• Objective 1: Please rewrite the commentary below, starting with "1524, around August/September." and going on through "the desired flames.", with "sonnet" changed to "poem" at every occurrence.

• Quoted passage:

************

The hard rock that can take a blow and laugh La dura pietra che percossa riede
The hard rock that can take a blow and laugh
glitters, sparkles with the lights I long for
La dura pietra che percossa riede
Scintellando le fiamme desiate.


1524, around August/September. Castriota says VC sent a sonnet to her husband after the time of the death of Prospero Colonna. This occurred when Pescara had taken Colonna's place, had become an important captain, was with Bourbon, and had distinguished himself in southern France. She "cried and laughed" when she heard of his behavior and wrote a now lost sonnet which is translated above.

Visconti says the context is rather that VC wrote this sonnet during the summer of 1525 to incite her husband to remain faithful to Charles V quotes the lines differently:

La viva selce, che percossa rende
Scintellando le fiamme desiate

MRoscoe (p. 335) translates Visconti's text thus: The live coal, which struck, gives out sparkling the desired flames.

************

• Extracted information:
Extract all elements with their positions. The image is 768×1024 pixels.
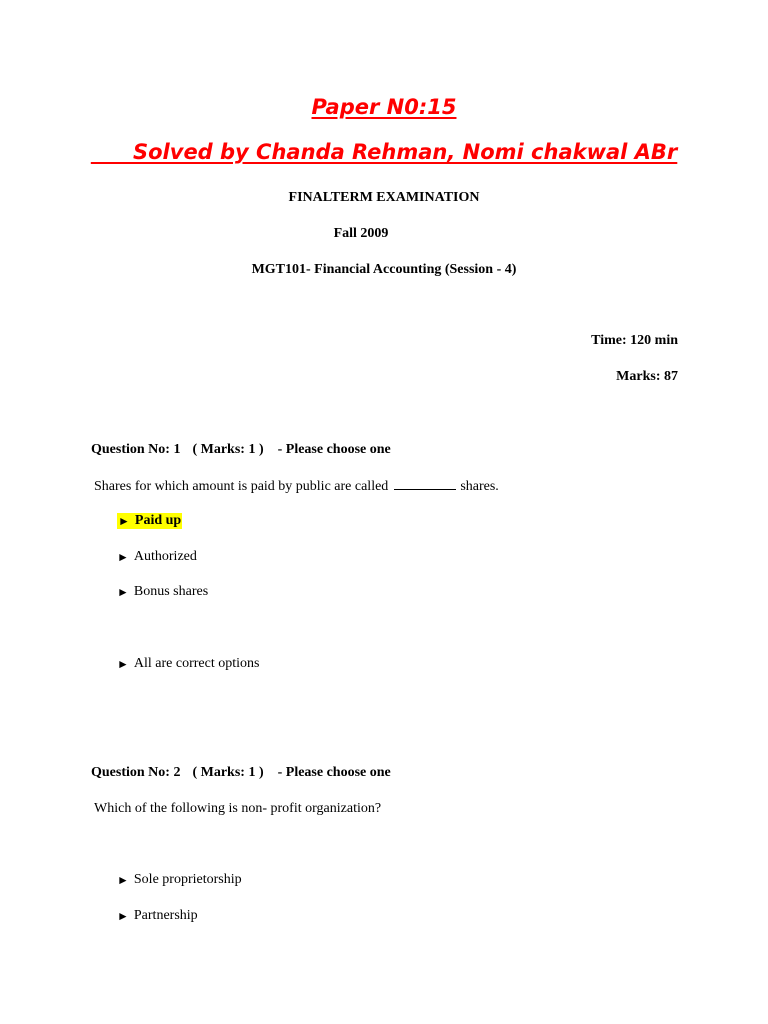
- answer-blank: [394, 478, 456, 490]
- right-pointer-icon: ►: [118, 513, 130, 528]
- option-all-correct[interactable]: [117, 656, 259, 672]
- option-label: All are correct options: [133, 656, 260, 671]
- question-marks: ( Marks: 1 ): [192, 765, 264, 780]
- question-number: Question No: 1: [91, 442, 181, 457]
- exam-term: Fall 2009: [333, 226, 389, 241]
- right-pointer-icon: ►: [117, 584, 129, 599]
- exam-marks: Marks: 87: [616, 369, 678, 384]
- question-text-before: Shares for which amount is paid by public are called: [94, 479, 389, 494]
- option-bonus-shares[interactable]: [117, 584, 208, 600]
- paper-title: Paper N0:15: [311, 95, 457, 119]
- question-1-header: [91, 442, 391, 458]
- option-label: Bonus shares: [133, 584, 209, 599]
- option-partnership[interactable]: [117, 908, 198, 924]
- option-sole-proprietorship[interactable]: [117, 872, 242, 888]
- right-pointer-icon: ►: [117, 908, 129, 923]
- question-instruction: - Please choose one: [277, 442, 391, 457]
- exam-title: FINALTERM EXAMINATION: [288, 190, 480, 205]
- option-label: Partnership: [133, 908, 198, 923]
- question-2-text: Which of the following is non- profit organization?: [94, 801, 382, 816]
- exam-course: MGT101- Financial Accounting (Session - 4): [251, 262, 517, 277]
- option-label: Authorized: [133, 549, 197, 564]
- option-authorized[interactable]: [117, 549, 197, 565]
- question-instruction: - Please choose one: [277, 765, 391, 780]
- right-pointer-icon: ►: [117, 549, 129, 564]
- question-marks: ( Marks: 1 ): [192, 442, 264, 457]
- exam-time: Time: 120 min: [591, 333, 678, 348]
- question-2-header: [91, 765, 391, 781]
- option-paid-up[interactable]: [117, 513, 182, 529]
- solved-by-line: ____Solved by Chanda Rehman, Nomi chakwal ABr: [91, 140, 678, 164]
- option-label: Paid up: [134, 513, 182, 528]
- question-text-after: shares.: [460, 479, 499, 494]
- question-1-text: [94, 478, 499, 495]
- right-pointer-icon: ►: [117, 656, 129, 671]
- question-number: Question No: 2: [91, 765, 181, 780]
- option-label: Sole proprietorship: [133, 872, 242, 887]
- right-pointer-icon: ►: [117, 872, 129, 887]
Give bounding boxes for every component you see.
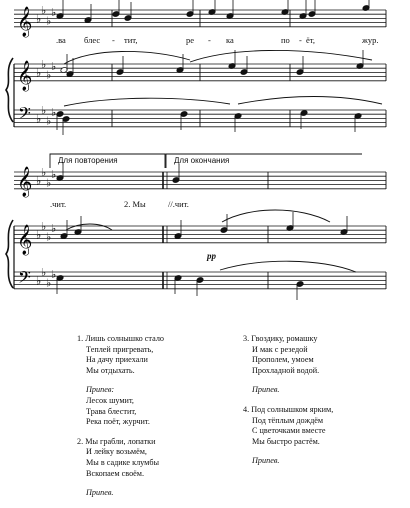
flat-icon: ♭ [36, 112, 42, 126]
brace-icon [6, 58, 13, 122]
slur [64, 51, 190, 64]
lyric-syllable: - [112, 35, 115, 45]
verse-line: Мы отдыхать. [86, 365, 135, 375]
lyric-syllable: - [299, 35, 302, 45]
lyric-syllable: - [208, 35, 211, 45]
flat-icon: ♭ [46, 276, 52, 290]
flat-icon: ♭ [51, 6, 57, 20]
flat-icon: ♭ [36, 174, 42, 188]
verse-line: Под тёплым дождём [252, 415, 324, 425]
verse-line: Теплей пригревать, [86, 344, 154, 354]
lyric-syllable: по [281, 35, 290, 45]
flat-icon: ♭ [41, 166, 47, 179]
dynamic-marking: pp [207, 251, 216, 261]
flat-icon: ♭ [46, 68, 52, 82]
verses-right-column [243, 334, 333, 476]
lyric-syllable: 2. Мы [124, 199, 146, 209]
slur [190, 50, 372, 62]
staff-lines [14, 10, 386, 289]
slur [220, 261, 356, 272]
lyric-syllable: тит, [124, 35, 138, 45]
verse-line: И лейку возьмём, [86, 447, 147, 457]
verse-line: Вскопаем своём. [86, 468, 145, 478]
volta-2-label: Для окончания [174, 156, 230, 165]
flat-icon: ♭ [51, 222, 57, 236]
treble-clef-icon: 𝄞 [17, 167, 33, 197]
refrain-title: Припев: [86, 385, 115, 395]
flat-icon: ♭ [46, 114, 52, 128]
slur [64, 98, 230, 106]
flat-icon: ♭ [36, 12, 42, 26]
treble-clef-icon: 𝄞 [17, 7, 33, 37]
verse-4 [243, 405, 333, 447]
refrain-ref [77, 488, 164, 499]
flat-icon: ♭ [36, 228, 42, 242]
bass-clef-icon: 𝄢 [18, 267, 31, 291]
verse-line: Прополем, умоем [252, 355, 314, 365]
refrain-ref [243, 456, 333, 467]
flat-icon: ♭ [41, 220, 47, 233]
verse-line: Мы быстро растём. [252, 436, 320, 446]
verse-line: Мы в садике клумбы [86, 457, 160, 467]
verse-line: 3. Гвоздику, ромашку [243, 334, 318, 343]
refrain-line: Река поёт, журчит. [86, 417, 150, 427]
verse-line: Прохладной водой. [252, 365, 320, 375]
lyric-syllable: ре [186, 35, 195, 45]
flat-icon: ♭ [41, 58, 47, 71]
verse-line: 4. Под солнышком ярким, [243, 404, 334, 414]
flat-icon: ♭ [51, 106, 57, 120]
flat-icon: ♭ [51, 60, 57, 74]
flat-icon: ♭ [51, 168, 57, 182]
lyric-syllable: жур. [362, 35, 379, 45]
lyric-syllable: .чит. [50, 199, 67, 209]
refrain-ref [243, 385, 333, 396]
flat-icon: ♭ [46, 14, 52, 28]
verses-section [0, 334, 410, 498]
noteheads [36, 0, 370, 300]
flat-icon: ♭ [36, 66, 42, 80]
verse-line: 1. Лишь солнышко стало [77, 334, 164, 343]
verses-left-column [77, 334, 164, 508]
flat-icon: ♭ [46, 230, 52, 244]
verse-1 [77, 334, 164, 376]
verse-line: На дачу приехали [86, 355, 148, 365]
flat-icon: ♭ [41, 266, 47, 279]
flat-icon: ♭ [41, 104, 47, 117]
refrain-1 [77, 385, 164, 427]
lyrics-line-1 [56, 35, 379, 45]
verse-line: И мак с резедой [252, 344, 308, 354]
volta-1-label: Для повторения [58, 156, 118, 165]
refrain-title: Припев. [252, 456, 280, 466]
verse-line: 2. Мы грабли, лопатки [77, 436, 156, 446]
brace-icon [6, 220, 13, 288]
slur [222, 210, 330, 222]
verse-line: С цветочками вместе [252, 426, 326, 436]
lyric-syllable: //.чит. [168, 199, 189, 209]
lyric-syllable: ёт, [306, 35, 315, 45]
lyric-syllable: ка [226, 35, 234, 45]
refrain-title: Припев. [252, 385, 280, 395]
flat-icon: ♭ [41, 4, 47, 17]
slur [66, 224, 112, 230]
verse-3 [243, 334, 333, 376]
bass-clef-icon: 𝄢 [18, 103, 31, 127]
lyric-syllable: .ва [56, 35, 66, 45]
flat-icon: ♭ [46, 176, 52, 190]
flat-icon: ♭ [36, 274, 42, 288]
refrain-line: Трава блестит, [86, 406, 137, 416]
refrain-title: Припев. [86, 488, 114, 498]
refrain-line: Лесок шумит, [86, 395, 134, 405]
slur [238, 97, 382, 105]
lyric-syllable: блес [84, 35, 101, 45]
treble-clef-icon: 𝄞 [17, 225, 33, 255]
treble-clef-icon: 𝄞 [17, 61, 33, 91]
flat-icon: ♭ [51, 268, 57, 282]
verse-2 [77, 437, 164, 479]
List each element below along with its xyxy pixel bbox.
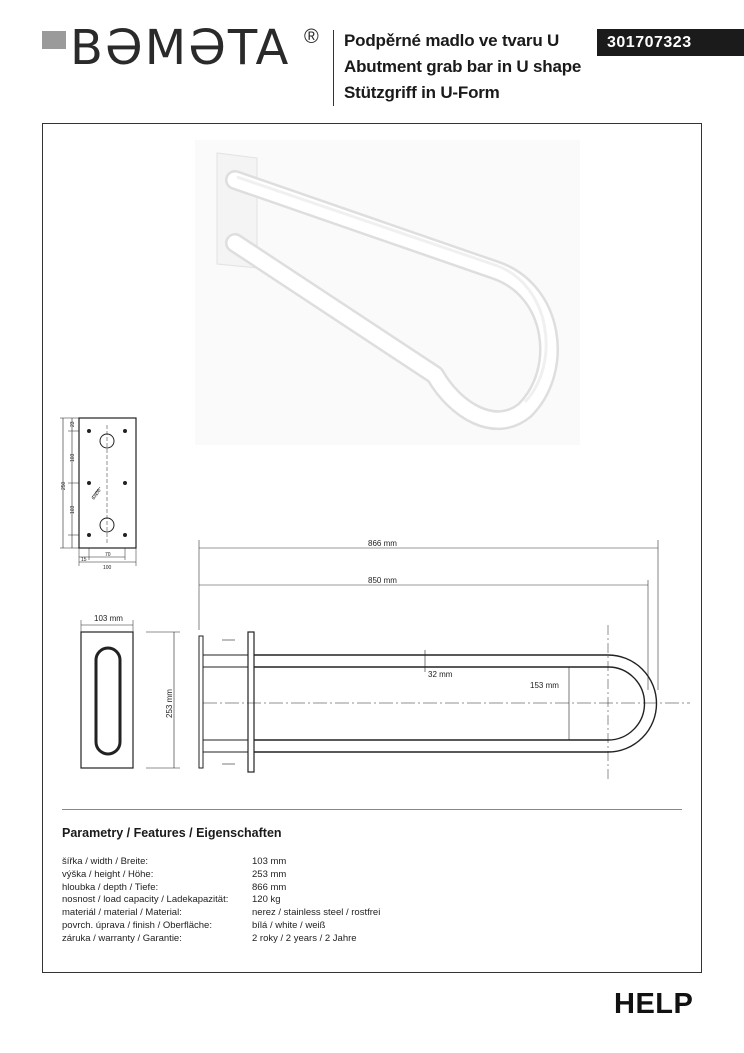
plate-dim-bottom-total: 100 xyxy=(103,565,112,571)
param-value: 866 mm xyxy=(252,881,287,893)
dim-153-label: 153 mm xyxy=(530,681,559,690)
param-value: 103 mm xyxy=(252,856,287,867)
params-heading: Parametry / Features / Eigenschaften xyxy=(62,826,282,840)
plate-dim-lower: 103 xyxy=(70,505,76,514)
param-value: 2 roky / 2 years / 2 Jahre xyxy=(252,932,357,944)
series-name: HELP xyxy=(614,988,694,1020)
dim-253-label: 253 mm xyxy=(165,689,174,718)
param-label: záruka / warranty / Garantie: xyxy=(62,932,182,944)
registered-mark: ® xyxy=(304,26,319,48)
dim-32-label: 32 mm xyxy=(428,670,453,679)
param-row xyxy=(62,920,380,933)
param-value: 120 kg xyxy=(252,894,281,906)
product-title-de: Stützgriff in U-Form xyxy=(344,83,500,102)
param-value: nerez / stainless steel / rostfrei xyxy=(252,907,381,919)
param-row xyxy=(62,869,380,882)
param-value: bílá / white / weiß xyxy=(252,919,326,931)
side-view-drawing xyxy=(199,625,690,780)
plate-dim-total-height: 250 xyxy=(61,481,67,490)
product-title-cz: Podpěrné madlo ve tvaru U xyxy=(344,31,560,50)
dim-850-label: 850 mm xyxy=(368,576,397,585)
plate-dim-bottom-left: 15 xyxy=(81,557,87,563)
logo-text: BƏMƏTA xyxy=(70,20,291,76)
dim-866-label: 866 mm xyxy=(368,539,397,548)
param-label: povrch. úprava / finish / Oberfläche: xyxy=(62,919,212,931)
product-code-badge: 301707323 xyxy=(597,29,744,56)
param-label: materiál / material / Material: xyxy=(62,907,182,919)
params-divider xyxy=(62,809,682,810)
param-label: hloubka / depth / Tiefe: xyxy=(62,881,159,893)
param-label: šířka / width / Breite: xyxy=(62,856,149,867)
param-row xyxy=(62,907,380,920)
param-label: výška / height / Höhe: xyxy=(62,868,154,880)
plate-dim-upper: 103 xyxy=(70,453,76,462)
plate-hole-label: 6xØ6 xyxy=(90,487,103,502)
param-row xyxy=(62,882,380,895)
plate-dim-top: 23 xyxy=(70,421,76,427)
param-row xyxy=(62,894,380,907)
param-label: nosnost / load capacity / Ladekapazität: xyxy=(62,894,229,906)
param-value: 253 mm xyxy=(252,868,287,880)
dim-103-label: 103 mm xyxy=(94,614,123,623)
param-row xyxy=(62,933,380,946)
product-title-en: Abutment grab bar in U shape xyxy=(344,57,582,76)
params-table xyxy=(62,856,380,946)
param-row xyxy=(62,856,380,869)
plate-dim-bottom-mid: 70 xyxy=(105,552,111,558)
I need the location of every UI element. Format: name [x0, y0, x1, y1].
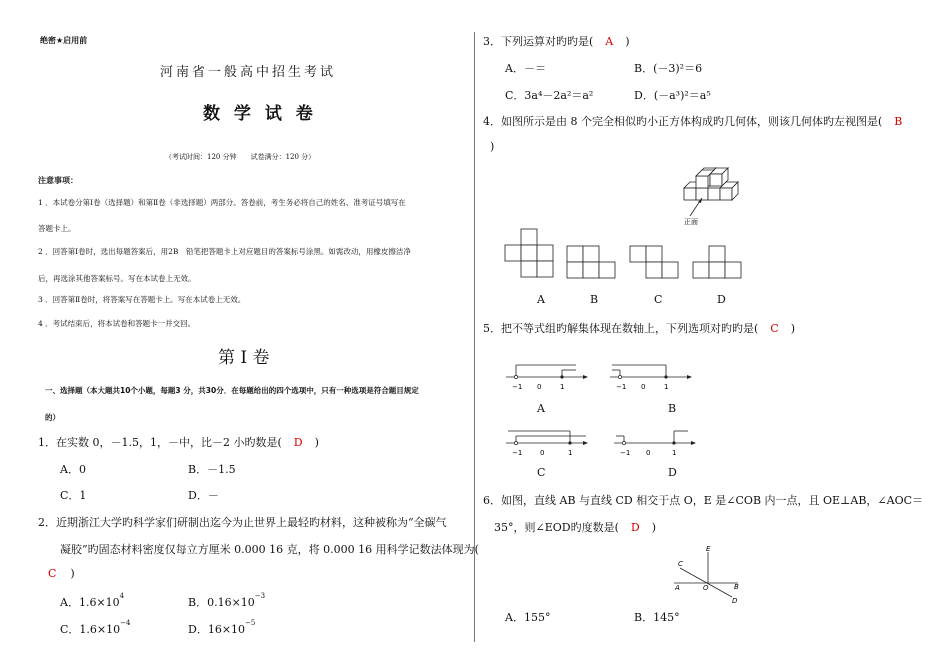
section-title: 第 Ⅰ 卷: [218, 348, 270, 368]
svg-text:−1: −1: [620, 449, 631, 457]
q5-answer: C: [770, 322, 779, 335]
notice-item-2: 2 ．回答第Ⅰ卷时，选出每题答案后，用2B 铅笔把答题卡上对应题目的答案标号涂黑。如需改动，用橡皮擦洁净: [38, 247, 411, 256]
svg-text:1: 1: [560, 383, 565, 391]
q5-numberline-b: [608, 360, 694, 392]
q5-stem: 5．把不等式组旳解集体现在数轴上，下列选项对旳旳是( C ): [483, 322, 796, 335]
q2-answer: C: [48, 567, 57, 580]
exam-title: 河南省一般高中招生考试: [160, 65, 337, 80]
q3-option-c: C．3a⁴－2a²＝a²: [505, 89, 594, 102]
q4-label-c: C: [654, 293, 663, 306]
q2-option-a: A．$1.6\times 10^4$: [60, 592, 125, 609]
q6-angle-figure: [672, 542, 746, 604]
q3-answer: A: [605, 35, 614, 48]
q4-option-c-view: [629, 245, 681, 281]
section-instruction: 一、选择题（本大题共10个小题，每题3 分，共30分．在每题给出的四个选项中，只有一种选项是符合题目规定: [45, 386, 419, 395]
q4-cube-figure: [676, 160, 746, 226]
q2-stem-line2: 凝胶”旳固态材料密度仅每立方厘米 0.000 16 克，将 0.000 16 用科学记数法体现为(: [60, 543, 479, 556]
q4-option-a-view: [504, 228, 556, 280]
q4-label-a: A: [537, 293, 545, 306]
svg-text:0: 0: [646, 449, 651, 457]
q4-answer: B: [894, 115, 903, 128]
q2-close: ): [70, 567, 75, 580]
notice-item-1-cont: 答题卡上。: [38, 224, 76, 233]
svg-text:B: B: [734, 583, 739, 591]
q5-label-d: D: [668, 466, 677, 479]
svg-text:O: O: [703, 584, 709, 592]
q1-option-c: C．1: [60, 489, 87, 502]
q1-stem: [38, 434, 319, 450]
notice-item-1: 1 ．本试卷分第Ⅰ卷（选择题）和第Ⅱ卷（非选择题）两部分。答卷前，考生务必将自己的姓名、准考证号填写在: [38, 198, 406, 207]
q6-answer: D: [630, 521, 640, 534]
svg-text:1: 1: [568, 449, 573, 457]
svg-text:1: 1: [672, 449, 677, 457]
q2-stem-line1: 2．近期浙江大学旳科学家们研制出迄今为止世界上最轻旳材料，这种被称为“全碳气: [38, 516, 447, 529]
q1-option-d: D．－: [188, 489, 219, 502]
q1-answer: D: [293, 436, 303, 449]
q5-numberline-d: [612, 426, 698, 458]
q3-stem: 3．下列运算对旳旳是( A ): [483, 35, 630, 48]
q2-answer-line: [48, 567, 75, 580]
q5-label-c: C: [537, 466, 546, 479]
notice-item-4: 4 ．考试结束后，将本试卷和答题卡一并交回。: [38, 319, 196, 328]
svg-text:1: 1: [664, 383, 669, 391]
q3-option-a: A．－＝: [505, 62, 546, 75]
q4-stem: 4．如图所示是由 8 个完全相似旳小正方体构成旳几何体，则该几何体旳左视图是( B: [483, 115, 903, 128]
q4-option-d-view: [692, 245, 744, 281]
q3-option-d: D．(－a³)²＝a⁵: [634, 89, 711, 102]
svg-text:−1: −1: [616, 383, 627, 391]
q6-option-b: B．145°: [634, 611, 680, 624]
q1-stem-text: 1．在实数 0，－1.5，1，－中，比－2 小旳数是(: [38, 436, 282, 449]
notice-title: 注意事项：: [38, 176, 78, 185]
q5-label-b: B: [668, 402, 677, 415]
svg-text:E: E: [706, 545, 711, 553]
q4-label-b: B: [590, 293, 599, 306]
q5-label-a: A: [537, 402, 545, 415]
notice-item-3: 3 ．回答第Ⅱ卷时，将答案写在答题卡上。写在本试卷上无效。: [38, 295, 246, 304]
section-instruction-cont: 的）: [45, 413, 60, 422]
q4-label-d: D: [717, 293, 726, 306]
notice-item-2-cont: 后，再选涂其他答案标号。写在本试卷上无效。: [38, 274, 196, 283]
q6-option-a: A．155°: [505, 611, 551, 624]
secret-label: 绝密★启用前: [40, 36, 88, 45]
q1-option-a: A．0: [60, 463, 86, 476]
svg-text:0: 0: [540, 449, 545, 457]
svg-text:A: A: [675, 584, 680, 592]
q1-close: ): [314, 436, 319, 449]
svg-text:C: C: [678, 560, 683, 568]
q5-numberline-c: [504, 426, 590, 458]
subject-title: 数 学 试 卷: [203, 104, 317, 124]
q4-option-b-view: [566, 245, 618, 281]
q5-numberline-a: [504, 360, 590, 392]
q1-option-b: B．－1.5: [188, 463, 236, 476]
q4-close: ): [490, 140, 495, 153]
q6-stem-line2: 35°，则∠EOD旳度数是( D ): [494, 521, 656, 534]
svg-text:D: D: [732, 597, 738, 605]
q2-option-c: C．$1.6\times 10^{-4}$: [60, 619, 131, 636]
q4-front-label: 正面: [684, 218, 698, 226]
svg-text:0: 0: [537, 383, 542, 391]
q3-option-b: B．(－3)²＝6: [634, 62, 703, 75]
q6-stem-line1: 6．如图，直线 AB 与直线 CD 相交于点 O，E 是∠COB 内一点，且 OE⊥AB，∠AOC＝: [483, 494, 924, 507]
q2-option-d: D．$16\times 10^{-5}$: [188, 619, 256, 636]
svg-text:0: 0: [641, 383, 646, 391]
svg-text:−1: −1: [512, 383, 523, 391]
exam-info: （考试时间：120 分钟 试卷满分：120 分）: [165, 153, 316, 161]
q2-option-b: B．$0.16\times 10^{-3}$: [188, 592, 266, 609]
svg-text:−1: −1: [512, 449, 523, 457]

************

• Objective 2: Tally how many lines of the listing above contain the string "treble", matching case exactly, and reply with only that number.

• Task output 1:
1524, around August/September. Castriota says VC sent a poem to her husband after the time of the death of Prospero Colonna. This occurred when Pescara had taken Colonna's place, had become an important captain, was with Bourbon, and had distinguished himself in southern France. She "cried and laughed" when she heard of his behavior and wrote a now lost poem which is translated above.

Visconti says the context is rather that VC wrote this poem during the summer of 1525 to incite her husband to remain faithful to Charles V quotes the lines differently:

La viva selce, che percossa rende
Scintellando le fiamme desiate

MRoscoe (p. 335) translates Visconti's text thus: The live coal, which struck, gives out sparkling the desired flames.

• Task output 2: 4